___ Entries provided

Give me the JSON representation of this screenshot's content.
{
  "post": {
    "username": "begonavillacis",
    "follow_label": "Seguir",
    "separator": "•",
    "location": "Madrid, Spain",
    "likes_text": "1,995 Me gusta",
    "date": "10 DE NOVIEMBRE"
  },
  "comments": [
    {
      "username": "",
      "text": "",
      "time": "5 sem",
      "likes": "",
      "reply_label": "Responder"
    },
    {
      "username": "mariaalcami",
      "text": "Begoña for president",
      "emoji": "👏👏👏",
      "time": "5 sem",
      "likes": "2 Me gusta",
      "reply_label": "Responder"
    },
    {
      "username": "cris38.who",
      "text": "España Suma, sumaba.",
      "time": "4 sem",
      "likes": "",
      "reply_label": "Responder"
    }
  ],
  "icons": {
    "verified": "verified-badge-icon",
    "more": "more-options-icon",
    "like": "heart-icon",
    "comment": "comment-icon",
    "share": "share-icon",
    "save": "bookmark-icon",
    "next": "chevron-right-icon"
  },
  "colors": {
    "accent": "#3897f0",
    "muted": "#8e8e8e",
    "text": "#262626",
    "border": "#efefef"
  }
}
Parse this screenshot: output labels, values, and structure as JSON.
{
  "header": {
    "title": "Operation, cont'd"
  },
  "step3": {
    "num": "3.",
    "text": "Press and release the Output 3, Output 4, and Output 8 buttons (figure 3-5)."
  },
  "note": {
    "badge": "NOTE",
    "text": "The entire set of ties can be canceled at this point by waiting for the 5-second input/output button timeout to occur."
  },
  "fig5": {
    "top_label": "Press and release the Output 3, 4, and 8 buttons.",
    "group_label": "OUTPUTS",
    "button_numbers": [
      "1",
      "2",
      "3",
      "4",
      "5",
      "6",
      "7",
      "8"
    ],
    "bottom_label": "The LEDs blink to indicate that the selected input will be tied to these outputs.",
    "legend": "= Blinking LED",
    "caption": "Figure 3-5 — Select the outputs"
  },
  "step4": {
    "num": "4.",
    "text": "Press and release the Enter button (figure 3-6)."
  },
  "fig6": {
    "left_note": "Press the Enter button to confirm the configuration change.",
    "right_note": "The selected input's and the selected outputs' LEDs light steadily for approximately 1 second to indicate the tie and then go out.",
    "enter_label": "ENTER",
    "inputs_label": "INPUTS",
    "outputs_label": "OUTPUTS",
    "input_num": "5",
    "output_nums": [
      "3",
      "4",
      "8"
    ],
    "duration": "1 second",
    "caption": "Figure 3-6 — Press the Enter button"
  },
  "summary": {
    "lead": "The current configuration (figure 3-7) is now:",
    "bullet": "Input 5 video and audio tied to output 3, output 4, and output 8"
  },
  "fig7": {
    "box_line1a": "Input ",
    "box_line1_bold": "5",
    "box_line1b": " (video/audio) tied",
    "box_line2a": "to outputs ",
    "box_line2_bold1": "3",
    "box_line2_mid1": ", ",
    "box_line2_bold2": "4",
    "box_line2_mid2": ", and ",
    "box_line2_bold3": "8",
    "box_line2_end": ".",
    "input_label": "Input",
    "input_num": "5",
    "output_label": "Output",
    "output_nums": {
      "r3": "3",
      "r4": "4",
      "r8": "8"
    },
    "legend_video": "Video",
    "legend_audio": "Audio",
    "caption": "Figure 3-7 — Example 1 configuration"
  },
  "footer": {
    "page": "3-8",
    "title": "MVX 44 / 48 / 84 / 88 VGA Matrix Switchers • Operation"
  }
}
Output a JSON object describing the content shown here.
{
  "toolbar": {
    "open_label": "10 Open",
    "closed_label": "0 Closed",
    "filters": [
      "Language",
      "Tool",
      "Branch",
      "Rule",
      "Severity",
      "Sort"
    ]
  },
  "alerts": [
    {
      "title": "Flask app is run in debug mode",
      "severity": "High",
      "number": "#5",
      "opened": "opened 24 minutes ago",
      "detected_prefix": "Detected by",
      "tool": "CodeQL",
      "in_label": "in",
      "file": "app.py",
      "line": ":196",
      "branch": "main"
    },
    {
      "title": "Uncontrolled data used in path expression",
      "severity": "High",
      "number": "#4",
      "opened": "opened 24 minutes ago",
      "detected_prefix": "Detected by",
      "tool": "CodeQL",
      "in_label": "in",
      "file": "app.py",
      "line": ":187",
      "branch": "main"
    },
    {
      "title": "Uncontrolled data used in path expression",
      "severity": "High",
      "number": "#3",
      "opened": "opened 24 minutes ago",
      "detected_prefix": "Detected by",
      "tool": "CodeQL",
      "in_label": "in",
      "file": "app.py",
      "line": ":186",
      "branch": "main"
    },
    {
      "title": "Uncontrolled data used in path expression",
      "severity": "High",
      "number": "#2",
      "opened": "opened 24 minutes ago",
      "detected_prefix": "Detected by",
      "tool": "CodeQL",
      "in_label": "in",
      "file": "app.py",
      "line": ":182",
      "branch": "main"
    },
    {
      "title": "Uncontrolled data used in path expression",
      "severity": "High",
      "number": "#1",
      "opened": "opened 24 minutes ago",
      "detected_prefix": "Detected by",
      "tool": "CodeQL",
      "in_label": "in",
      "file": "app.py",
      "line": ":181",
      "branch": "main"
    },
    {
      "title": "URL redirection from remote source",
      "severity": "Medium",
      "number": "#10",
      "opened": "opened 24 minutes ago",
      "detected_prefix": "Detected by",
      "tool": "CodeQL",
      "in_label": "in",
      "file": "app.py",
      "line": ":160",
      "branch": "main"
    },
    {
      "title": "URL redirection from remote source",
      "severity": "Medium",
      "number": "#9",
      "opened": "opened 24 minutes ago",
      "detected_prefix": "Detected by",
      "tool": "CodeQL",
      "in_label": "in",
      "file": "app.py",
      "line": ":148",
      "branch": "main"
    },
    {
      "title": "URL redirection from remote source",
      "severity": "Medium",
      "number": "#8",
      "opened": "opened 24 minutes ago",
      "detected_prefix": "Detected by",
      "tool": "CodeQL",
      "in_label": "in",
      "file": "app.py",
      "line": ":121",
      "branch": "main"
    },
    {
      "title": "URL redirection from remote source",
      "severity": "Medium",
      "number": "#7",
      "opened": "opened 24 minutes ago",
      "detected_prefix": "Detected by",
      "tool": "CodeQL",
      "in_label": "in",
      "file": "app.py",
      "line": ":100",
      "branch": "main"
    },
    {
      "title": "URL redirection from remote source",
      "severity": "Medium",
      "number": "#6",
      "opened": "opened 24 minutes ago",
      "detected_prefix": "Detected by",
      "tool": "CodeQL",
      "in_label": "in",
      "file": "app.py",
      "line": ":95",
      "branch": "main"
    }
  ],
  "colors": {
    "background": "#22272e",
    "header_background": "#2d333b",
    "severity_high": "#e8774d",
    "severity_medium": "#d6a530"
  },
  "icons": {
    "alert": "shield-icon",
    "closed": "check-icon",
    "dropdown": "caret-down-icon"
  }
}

______

### Exercise requirements
Each record above should be repeated exactly as it appears.

### Written answer
Give me the JSON representation of this screenshot's content.
{
  "post": {
    "username": "begonavillacis",
    "follow_label": "Seguir",
    "separator": "•",
    "location": "Madrid, Spain",
    "likes_text": "1,995 Me gusta",
    "date": "10 DE NOVIEMBRE"
  },
  "comments": [
    {
      "username": "",
      "text": "",
      "time": "5 sem",
      "likes": "",
      "reply_label": "Responder"
    },
    {
      "username": "mariaalcami",
      "text": "Begoña for president",
      "emoji": "👏👏👏",
      "time": "5 sem",
      "likes": "2 Me gusta",
      "reply_label": "Responder"
    },
    {
      "username": "cris38.who",
      "text": "España Suma, sumaba.",
      "time": "4 sem",
      "likes": "",
      "reply_label": "Responder"
    }
  ],
  "icons": {
    "verified": "verified-badge-icon",
    "more": "more-options-icon",
    "like": "heart-icon",
    "comment": "comment-icon",
    "share": "share-icon",
    "save": "bookmark-icon",
    "next": "chevron-right-icon"
  },
  "colors": {
    "accent": "#3897f0",
    "muted": "#8e8e8e",
    "text": "#262626",
    "border": "#efefef"
  }
}
Parse this screenshot: output labels, values, and structure as JSON.
{
  "header": {
    "title": "Operation, cont'd"
  },
  "step3": {
    "num": "3.",
    "text": "Press and release the Output 3, Output 4, and Output 8 buttons (figure 3-5)."
  },
  "note": {
    "badge": "NOTE",
    "text": "The entire set of ties can be canceled at this point by waiting for the 5-second input/output button timeout to occur."
  },
  "fig5": {
    "top_label": "Press and release the Output 3, 4, and 8 buttons.",
    "group_label": "OUTPUTS",
    "button_numbers": [
      "1",
      "2",
      "3",
      "4",
      "5",
      "6",
      "7",
      "8"
    ],
    "bottom_label": "The LEDs blink to indicate that the selected input will be tied to these outputs.",
    "legend": "= Blinking LED",
    "caption": "Figure 3-5 — Select the outputs"
  },
  "step4": {
    "num": "4.",
    "text": "Press and release the Enter button (figure 3-6)."
  },
  "fig6": {
    "left_note": "Press the Enter button to confirm the configuration change.",
    "right_note": "The selected input's and the selected outputs' LEDs light steadily for approximately 1 second to indicate the tie and then go out.",
    "enter_label": "ENTER",
    "inputs_label": "INPUTS",
    "outputs_label": "OUTPUTS",
    "input_num": "5",
    "output_nums": [
      "3",
      "4",
      "8"
    ],
    "duration": "1 second",
    "caption": "Figure 3-6 — Press the Enter button"
  },
  "summary": {
    "lead": "The current configuration (figure 3-7) is now:",
    "bullet": "Input 5 video and audio tied to output 3, output 4, and output 8"
  },
  "fig7": {
    "box_line1a": "Input ",
    "box_line1_bold": "5",
    "box_line1b": " (video/audio) tied",
    "box_line2a": "to outputs ",
    "box_line2_bold1": "3",
    "box_line2_mid1": ", ",
    "box_line2_bold2": "4",
    "box_line2_mid2": ", and ",
    "box_line2_bold3": "8",
    "box_line2_end": ".",
    "input_label": "Input",
    "input_num": "5",
    "output_label": "Output",
    "output_nums": {
      "r3": "3",
      "r4": "4",
      "r8": "8"
    },
    "legend_video": "Video",
    "legend_audio": "Audio",
    "caption": "Figure 3-7 — Example 1 configuration"
  },
  "footer": {
    "page": "3-8",
    "title": "MVX 44 / 48 / 84 / 88 VGA Matrix Switchers • Operation"
  }
}
Output a JSON object describing the content shown here.
{
  "toolbar": {
    "open_label": "10 Open",
    "closed_label": "0 Closed",
    "filters": [
      "Language",
      "Tool",
      "Branch",
      "Rule",
      "Severity",
      "Sort"
    ]
  },
  "alerts": [
    {
      "title": "Flask app is run in debug mode",
      "severity": "High",
      "number": "#5",
      "opened": "opened 24 minutes ago",
      "detected_prefix": "Detected by",
      "tool": "CodeQL",
      "in_label": "in",
      "file": "app.py",
      "line": ":196",
      "branch": "main"
    },
    {
      "title": "Uncontrolled data used in path expression",
      "severity": "High",
      "number": "#4",
      "opened": "opened 24 minutes ago",
      "detected_prefix": "Detected by",
      "tool": "CodeQL",
      "in_label": "in",
      "file": "app.py",
      "line": ":187",
      "branch": "main"
    },
    {
      "title": "Uncontrolled data used in path expression",
      "severity": "High",
      "number": "#3",
      "opened": "opened 24 minutes ago",
      "detected_prefix": "Detected by",
      "tool": "CodeQL",
      "in_label": "in",
      "file": "app.py",
      "line": ":186",
      "branch": "main"
    },
    {
      "title": "Uncontrolled data used in path expression",
      "severity": "High",
      "number": "#2",
      "opened": "opened 24 minutes ago",
      "detected_prefix": "Detected by",
      "tool": "CodeQL",
      "in_label": "in",
      "file": "app.py",
      "line": ":182",
      "branch": "main"
    },
    {
      "title": "Uncontrolled data used in path expression",
      "severity": "High",
      "number": "#1",
      "opened": "opened 24 minutes ago",
      "detected_prefix": "Detected by",
      "tool": "CodeQL",
      "in_label": "in",
      "file": "app.py",
      "line": ":181",
      "branch": "main"
    },
    {
      "title": "URL redirection from remote source",
      "severity": "Medium",
      "number": "#10",
      "opened": "opened 24 minutes ago",
      "detected_prefix": "Detected by",
      "tool": "CodeQL",
      "in_label": "in",
      "file": "app.py",
      "line": ":160",
      "branch": "main"
    },
    {
      "title": "URL redirection from remote source",
      "severity": "Medium",
      "number": "#9",
      "opened": "opened 24 minutes ago",
      "detected_prefix": "Detected by",
      "tool": "CodeQL",
      "in_label": "in",
      "file": "app.py",
      "line": ":148",
      "branch": "main"
    },
    {
      "title": "URL redirection from remote source",
      "severity": "Medium",
      "number": "#8",
      "opened": "opened 24 minutes ago",
      "detected_prefix": "Detected by",
      "tool": "CodeQL",
      "in_label": "in",
      "file": "app.py",
      "line": ":121",
      "branch": "main"
    },
    {
      "title": "URL redirection from remote source",
      "severity": "Medium",
      "number": "#7",
      "opened": "opened 24 minutes ago",
      "detected_prefix": "Detected by",
      "tool": "CodeQL",
      "in_label": "in",
      "file": "app.py",
      "line": ":100",
      "branch": "main"
    },
    {
      "title": "URL redirection from remote source",
      "severity": "Medium",
      "number": "#6",
      "opened": "opened 24 minutes ago",
      "detected_prefix": "Detected by",
      "tool": "CodeQL",
      "in_label": "in",
      "file": "app.py",
      "line": ":95",
      "branch": "main"
    }
  ],
  "colors": {
    "background": "#22272e",
    "header_background": "#2d333b",
    "severity_high": "#e8774d",
    "severity_medium": "#d6a530"
  },
  "icons": {
    "alert": "shield-icon",
    "closed": "check-icon",
    "dropdown": "caret-down-icon"
  }
}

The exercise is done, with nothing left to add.